GIVEN EXERCISE
Please report every line from the material that contains the word "dane".

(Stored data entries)

-*-

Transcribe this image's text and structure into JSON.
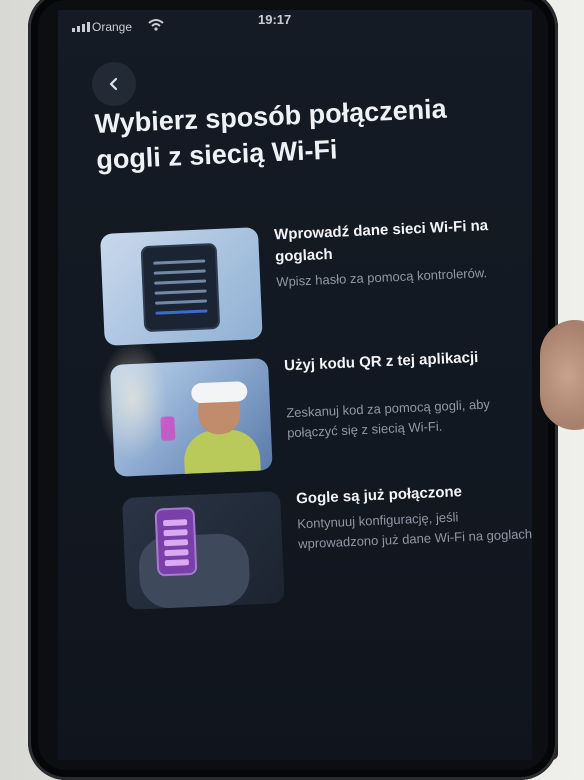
{
  "status_bar": {
    "carrier": "Orange",
    "time": "19:17"
  },
  "header": {
    "title": "Wybierz sposób połączenia gogli z siecią Wi-Fi"
  },
  "options": [
    {
      "title": "Wprowadź dane sieci Wi-Fi na goglach",
      "description": "Wpisz hasło za pomocą kontrolerów."
    },
    {
      "title": "Użyj kodu QR z tej aplikacji",
      "description": "Zeskanuj kod za pomocą gogli, aby połączyć się z siecią Wi-Fi."
    },
    {
      "title": "Gogle są już połączone",
      "description": "Kontynuuj konfigurację, jeśli wprowadzono już dane Wi-Fi na goglach."
    }
  ],
  "icons": {
    "back": "chevron-left-icon",
    "wifi": "wifi-icon",
    "signal": "signal-icon"
  }
}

-*-

THE RESPONSE
      "title": "Wprowadź dane sieci Wi-Fi na goglach",
      "description": "Kontynuuj konfigurację, jeśli wprowadzono już dane Wi-Fi na goglach."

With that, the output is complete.